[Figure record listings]

···

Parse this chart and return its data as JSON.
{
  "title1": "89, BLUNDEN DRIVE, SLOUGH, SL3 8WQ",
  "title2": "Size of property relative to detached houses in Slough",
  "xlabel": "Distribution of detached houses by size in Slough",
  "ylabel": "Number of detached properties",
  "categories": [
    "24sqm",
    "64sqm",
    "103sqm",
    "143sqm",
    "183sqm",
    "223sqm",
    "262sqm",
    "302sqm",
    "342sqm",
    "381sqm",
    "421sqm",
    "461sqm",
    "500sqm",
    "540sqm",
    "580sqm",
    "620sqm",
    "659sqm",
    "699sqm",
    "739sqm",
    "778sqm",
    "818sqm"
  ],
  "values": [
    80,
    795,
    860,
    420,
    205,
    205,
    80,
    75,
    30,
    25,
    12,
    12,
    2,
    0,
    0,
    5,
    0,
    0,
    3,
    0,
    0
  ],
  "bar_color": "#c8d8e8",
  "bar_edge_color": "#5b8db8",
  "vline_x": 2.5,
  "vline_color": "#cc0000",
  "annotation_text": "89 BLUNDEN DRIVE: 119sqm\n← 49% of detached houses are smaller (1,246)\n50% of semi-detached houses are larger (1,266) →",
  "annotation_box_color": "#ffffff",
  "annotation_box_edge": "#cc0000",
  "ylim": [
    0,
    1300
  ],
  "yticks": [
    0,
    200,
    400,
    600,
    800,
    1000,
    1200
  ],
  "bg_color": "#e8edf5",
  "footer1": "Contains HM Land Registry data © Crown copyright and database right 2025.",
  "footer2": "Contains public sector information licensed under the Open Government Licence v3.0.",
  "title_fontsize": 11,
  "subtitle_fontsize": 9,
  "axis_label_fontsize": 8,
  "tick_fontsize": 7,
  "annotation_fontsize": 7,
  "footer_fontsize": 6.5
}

···

(What to work on)
Give the entries again in full, exactly as they are written.

(Result for this exercise)
Parse this chart and return its data as JSON.
{
  "title1": "89, BLUNDEN DRIVE, SLOUGH, SL3 8WQ",
  "title2": "Size of property relative to detached houses in Slough",
  "xlabel": "Distribution of detached houses by size in Slough",
  "ylabel": "Number of detached properties",
  "categories": [
    "24sqm",
    "64sqm",
    "103sqm",
    "143sqm",
    "183sqm",
    "223sqm",
    "262sqm",
    "302sqm",
    "342sqm",
    "381sqm",
    "421sqm",
    "461sqm",
    "500sqm",
    "540sqm",
    "580sqm",
    "620sqm",
    "659sqm",
    "699sqm",
    "739sqm",
    "778sqm",
    "818sqm"
  ],
  "values": [
    80,
    795,
    860,
    420,
    205,
    205,
    80,
    75,
    30,
    25,
    12,
    12,
    2,
    0,
    0,
    5,
    0,
    0,
    3,
    0,
    0
  ],
  "bar_color": "#c8d8e8",
  "bar_edge_color": "#5b8db8",
  "vline_x": 2.5,
  "vline_color": "#cc0000",
  "annotation_text": "89 BLUNDEN DRIVE: 119sqm\n← 49% of detached houses are smaller (1,246)\n50% of semi-detached houses are larger (1,266) →",
  "annotation_box_color": "#ffffff",
  "annotation_box_edge": "#cc0000",
  "ylim": [
    0,
    1300
  ],
  "yticks": [
    0,
    200,
    400,
    600,
    800,
    1000,
    1200
  ],
  "bg_color": "#e8edf5",
  "footer1": "Contains HM Land Registry data © Crown copyright and database right 2025.",
  "footer2": "Contains public sector information licensed under the Open Government Licence v3.0.",
  "title_fontsize": 11,
  "subtitle_fontsize": 9,
  "axis_label_fontsize": 8,
  "tick_fontsize": 7,
  "annotation_fontsize": 7,
  "footer_fontsize": 6.5
}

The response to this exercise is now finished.